**Page:**
++++++++++++++++++++

TH: Except that we have the reference to the conversion functions which
are C-based and use the C locale.
JM: Where?
TH: Maybe I misunderstood before. mbstowcs?
JM: That's not what we do here. The actual cross reference is to the
codecvt facet. The class codecvt is for use when converting from one
character encoding to another... . We have ctype, wchar_t, and mbstate.
Presumably wchar_t is the internal encoding, the external encoding is
char, and the state_t is an mbstate which is a transformation. codecvt
converts between the native character set for ordinary and wide characters.
TH: This might be a case where it'd be good to try to ... some
implementations and set the C and C++ locales differently and see which
one you get.
JM: Where do you want to get what?
TH: Produce an exception object but have locale set.. but we don't specify
JM: We want to specify transcoding..
TH: There is transcoding of file paths on the Windows side.

++++++++++++++++++++

**Entries:**
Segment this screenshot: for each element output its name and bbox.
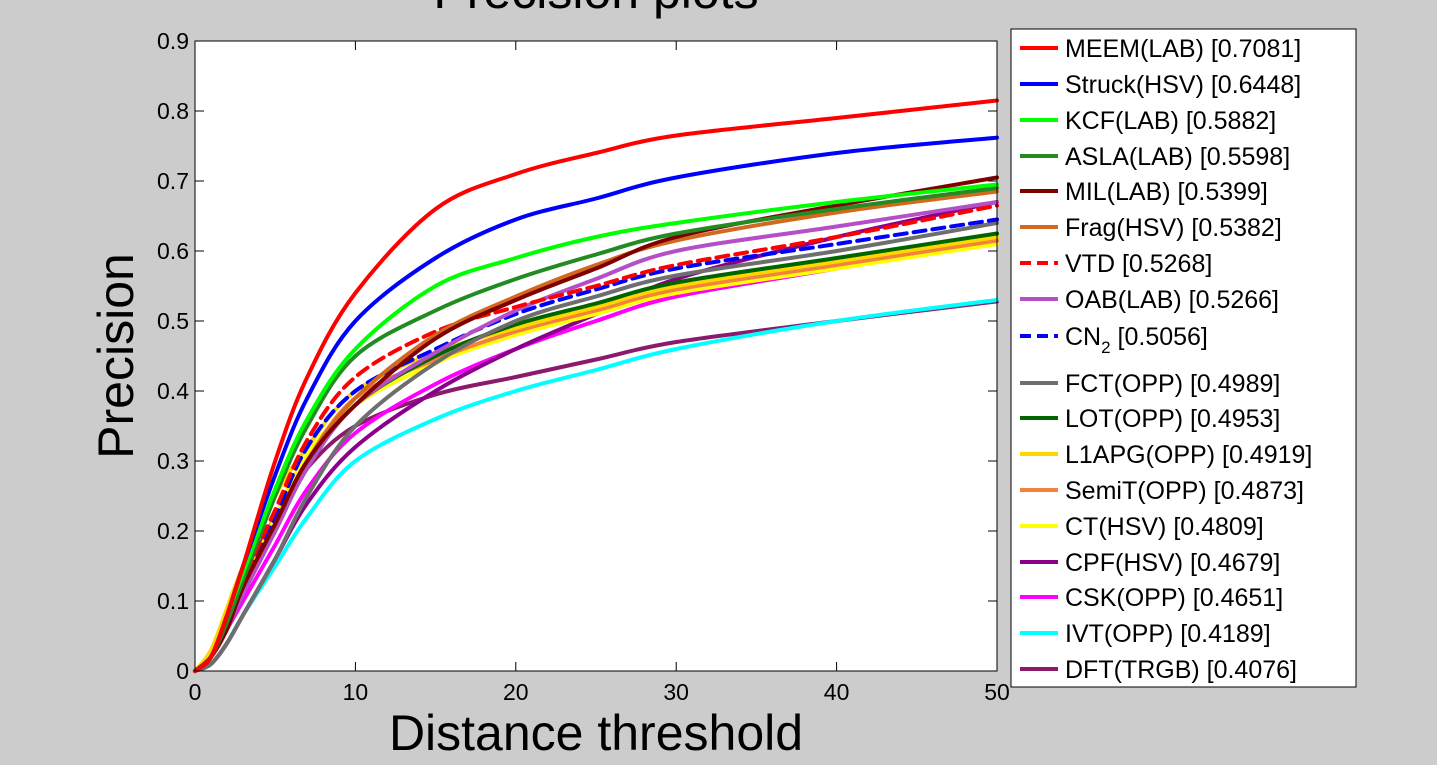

++++++++++++++++++++

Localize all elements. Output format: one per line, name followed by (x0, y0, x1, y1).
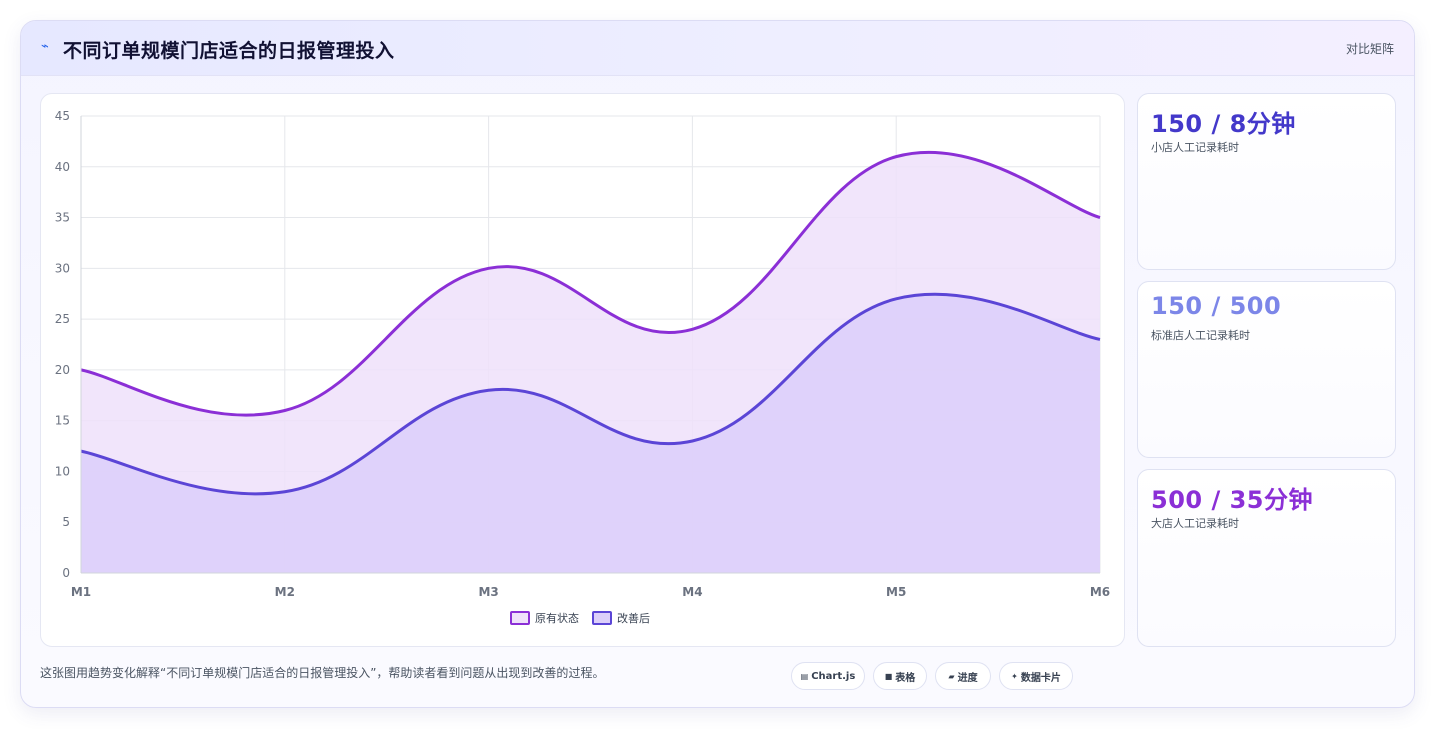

++++++++++++++++++++

**Tasks:**
[A] In the discussion, what does JM say the actual cross reference points to?
[B] Extract the passage of the discussion starting with "TH: Maybe I" and going on through "to specify transcoding..".

**Solutions below:**
[A] The codecvt facet.

[B]
TH: Maybe I misunderstood before. mbstowcs?
JM: That's not what we do here. The actual cross reference is to the
codecvt facet. The class codecvt is for use when converting from one
character encoding to another... . We have ctype, wchar_t, and mbstate.
Presumably wchar_t is the internal encoding, the external encoding is
char, and the state_t is an mbstate which is a transformation. codecvt
converts between the native character set for ordinary and wide characters.
TH: This might be a case where it'd be good to try to ... some
implementations and set the C and C++ locales differently and see which
one you get.
JM: Where do you want to get what?
TH: Produce an exception object but have locale set.. but we don't specify
JM: We want to specify transcoding..